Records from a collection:
- - - -

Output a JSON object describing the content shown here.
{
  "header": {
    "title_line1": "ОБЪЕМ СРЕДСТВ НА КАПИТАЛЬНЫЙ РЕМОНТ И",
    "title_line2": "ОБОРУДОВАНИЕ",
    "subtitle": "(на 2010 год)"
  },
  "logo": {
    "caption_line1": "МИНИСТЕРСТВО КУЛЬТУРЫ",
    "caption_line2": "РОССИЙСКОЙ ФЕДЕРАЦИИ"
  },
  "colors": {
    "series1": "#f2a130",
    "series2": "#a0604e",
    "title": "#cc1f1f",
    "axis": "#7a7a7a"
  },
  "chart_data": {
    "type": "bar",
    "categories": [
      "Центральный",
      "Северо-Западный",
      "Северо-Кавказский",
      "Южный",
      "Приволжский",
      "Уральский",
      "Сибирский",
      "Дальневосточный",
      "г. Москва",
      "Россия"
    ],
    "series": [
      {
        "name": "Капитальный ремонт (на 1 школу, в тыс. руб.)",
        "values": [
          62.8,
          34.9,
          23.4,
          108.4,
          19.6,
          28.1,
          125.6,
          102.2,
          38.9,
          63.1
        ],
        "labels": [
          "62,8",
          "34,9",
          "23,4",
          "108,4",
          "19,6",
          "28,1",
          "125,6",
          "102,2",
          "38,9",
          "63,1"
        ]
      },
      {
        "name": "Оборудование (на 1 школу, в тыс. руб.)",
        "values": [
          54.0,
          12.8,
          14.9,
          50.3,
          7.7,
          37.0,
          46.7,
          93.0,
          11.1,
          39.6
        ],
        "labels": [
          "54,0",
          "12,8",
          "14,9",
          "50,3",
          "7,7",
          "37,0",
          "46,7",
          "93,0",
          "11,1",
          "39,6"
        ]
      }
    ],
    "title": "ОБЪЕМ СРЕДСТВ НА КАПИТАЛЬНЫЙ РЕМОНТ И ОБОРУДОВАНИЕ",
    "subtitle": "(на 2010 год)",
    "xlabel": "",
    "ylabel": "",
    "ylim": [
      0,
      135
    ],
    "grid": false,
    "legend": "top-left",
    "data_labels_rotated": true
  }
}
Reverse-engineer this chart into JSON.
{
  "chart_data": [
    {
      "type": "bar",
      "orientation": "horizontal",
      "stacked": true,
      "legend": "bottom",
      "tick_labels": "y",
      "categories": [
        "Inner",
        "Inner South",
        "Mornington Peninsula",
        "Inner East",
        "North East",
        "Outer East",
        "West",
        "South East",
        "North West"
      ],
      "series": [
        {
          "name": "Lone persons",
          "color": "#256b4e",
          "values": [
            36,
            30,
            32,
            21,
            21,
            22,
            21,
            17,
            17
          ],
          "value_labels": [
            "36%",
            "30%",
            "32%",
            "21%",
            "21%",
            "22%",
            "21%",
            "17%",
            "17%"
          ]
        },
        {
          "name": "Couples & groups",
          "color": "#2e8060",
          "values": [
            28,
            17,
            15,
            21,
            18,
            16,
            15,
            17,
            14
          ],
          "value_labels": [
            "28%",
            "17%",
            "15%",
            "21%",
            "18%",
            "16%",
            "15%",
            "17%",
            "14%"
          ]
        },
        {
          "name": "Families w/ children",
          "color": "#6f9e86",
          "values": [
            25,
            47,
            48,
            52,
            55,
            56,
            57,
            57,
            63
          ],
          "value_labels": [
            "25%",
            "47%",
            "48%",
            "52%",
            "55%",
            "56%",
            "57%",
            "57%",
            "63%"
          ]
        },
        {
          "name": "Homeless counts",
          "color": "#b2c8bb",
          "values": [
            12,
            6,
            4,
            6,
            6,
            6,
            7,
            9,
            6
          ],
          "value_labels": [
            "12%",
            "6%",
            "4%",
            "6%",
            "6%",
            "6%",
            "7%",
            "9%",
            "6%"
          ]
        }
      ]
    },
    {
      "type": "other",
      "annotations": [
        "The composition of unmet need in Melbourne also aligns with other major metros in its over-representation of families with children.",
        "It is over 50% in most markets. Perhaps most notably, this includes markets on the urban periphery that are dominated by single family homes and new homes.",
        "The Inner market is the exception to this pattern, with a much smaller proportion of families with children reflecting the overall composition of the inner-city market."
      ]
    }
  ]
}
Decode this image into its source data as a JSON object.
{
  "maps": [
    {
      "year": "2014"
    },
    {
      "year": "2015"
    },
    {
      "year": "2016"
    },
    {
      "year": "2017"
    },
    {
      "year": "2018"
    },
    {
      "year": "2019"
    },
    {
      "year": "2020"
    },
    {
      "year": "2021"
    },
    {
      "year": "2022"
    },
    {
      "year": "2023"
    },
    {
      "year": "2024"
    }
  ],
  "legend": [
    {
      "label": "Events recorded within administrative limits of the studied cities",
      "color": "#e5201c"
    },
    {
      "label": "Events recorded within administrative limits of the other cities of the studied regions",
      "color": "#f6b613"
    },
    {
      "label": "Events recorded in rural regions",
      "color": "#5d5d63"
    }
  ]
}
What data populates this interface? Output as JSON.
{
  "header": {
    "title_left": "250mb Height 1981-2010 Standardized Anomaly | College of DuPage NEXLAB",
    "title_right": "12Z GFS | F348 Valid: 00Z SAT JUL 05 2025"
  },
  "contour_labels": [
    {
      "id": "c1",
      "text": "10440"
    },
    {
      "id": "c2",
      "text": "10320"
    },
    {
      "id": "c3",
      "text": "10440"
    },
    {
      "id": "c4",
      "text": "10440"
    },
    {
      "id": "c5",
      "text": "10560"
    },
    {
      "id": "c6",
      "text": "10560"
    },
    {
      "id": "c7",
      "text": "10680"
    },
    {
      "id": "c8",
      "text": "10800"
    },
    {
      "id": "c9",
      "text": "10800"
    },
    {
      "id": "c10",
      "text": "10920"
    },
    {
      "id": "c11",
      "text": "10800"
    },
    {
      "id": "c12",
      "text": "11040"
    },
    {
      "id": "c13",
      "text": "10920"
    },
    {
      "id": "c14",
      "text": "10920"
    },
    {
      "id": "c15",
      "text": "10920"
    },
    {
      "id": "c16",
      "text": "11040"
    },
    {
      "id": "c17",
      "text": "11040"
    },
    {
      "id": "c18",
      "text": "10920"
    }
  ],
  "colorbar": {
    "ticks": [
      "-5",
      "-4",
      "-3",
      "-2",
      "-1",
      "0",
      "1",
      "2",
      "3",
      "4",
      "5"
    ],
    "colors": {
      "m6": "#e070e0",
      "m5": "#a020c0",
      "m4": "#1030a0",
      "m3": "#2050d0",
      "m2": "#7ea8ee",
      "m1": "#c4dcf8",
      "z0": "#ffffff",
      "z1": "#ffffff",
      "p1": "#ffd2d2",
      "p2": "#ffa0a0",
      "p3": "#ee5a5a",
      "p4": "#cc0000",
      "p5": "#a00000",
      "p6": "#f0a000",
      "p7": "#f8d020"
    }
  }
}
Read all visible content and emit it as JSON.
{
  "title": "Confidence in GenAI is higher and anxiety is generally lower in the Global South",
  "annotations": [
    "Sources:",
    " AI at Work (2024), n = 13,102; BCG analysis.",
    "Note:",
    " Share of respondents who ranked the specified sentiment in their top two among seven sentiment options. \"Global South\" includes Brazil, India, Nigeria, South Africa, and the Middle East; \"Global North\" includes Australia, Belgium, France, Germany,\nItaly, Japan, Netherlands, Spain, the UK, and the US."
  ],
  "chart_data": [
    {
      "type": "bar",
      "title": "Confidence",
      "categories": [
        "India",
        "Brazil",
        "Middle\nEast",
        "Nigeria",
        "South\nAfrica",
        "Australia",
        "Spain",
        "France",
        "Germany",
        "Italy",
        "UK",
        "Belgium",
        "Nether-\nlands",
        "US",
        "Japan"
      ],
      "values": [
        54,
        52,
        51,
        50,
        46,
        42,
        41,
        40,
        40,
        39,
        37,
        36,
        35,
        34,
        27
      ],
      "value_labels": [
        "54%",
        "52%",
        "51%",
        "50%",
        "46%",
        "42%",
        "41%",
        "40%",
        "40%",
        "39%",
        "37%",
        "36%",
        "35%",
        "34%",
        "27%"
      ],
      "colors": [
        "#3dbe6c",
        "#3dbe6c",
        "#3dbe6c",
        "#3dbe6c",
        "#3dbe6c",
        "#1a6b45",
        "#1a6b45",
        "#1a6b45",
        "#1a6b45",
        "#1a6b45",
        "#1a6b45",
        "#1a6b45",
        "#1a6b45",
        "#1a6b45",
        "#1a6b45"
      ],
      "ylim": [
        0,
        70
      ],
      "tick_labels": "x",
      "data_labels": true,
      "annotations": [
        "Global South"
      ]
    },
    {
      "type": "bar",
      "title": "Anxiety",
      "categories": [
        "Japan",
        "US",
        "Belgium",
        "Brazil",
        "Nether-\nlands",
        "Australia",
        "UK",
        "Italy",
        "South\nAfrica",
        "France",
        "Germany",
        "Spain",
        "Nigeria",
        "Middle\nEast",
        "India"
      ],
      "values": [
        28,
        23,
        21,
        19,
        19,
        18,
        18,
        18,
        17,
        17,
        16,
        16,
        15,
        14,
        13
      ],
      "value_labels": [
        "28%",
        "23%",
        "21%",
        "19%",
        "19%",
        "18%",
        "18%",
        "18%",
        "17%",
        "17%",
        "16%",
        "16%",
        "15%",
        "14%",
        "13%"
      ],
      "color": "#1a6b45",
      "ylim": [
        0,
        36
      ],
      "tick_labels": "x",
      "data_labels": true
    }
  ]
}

- - - -

▶ **Aim**
Check every line for "Events" and show the ones that have it.

▶ **Answer to the problem**
      "label": "Events recorded within administrative limits of the studied cities",
      "label": "Events recorded within administrative limits of the other cities of the studied regions",
      "label": "Events recorded in rural regions",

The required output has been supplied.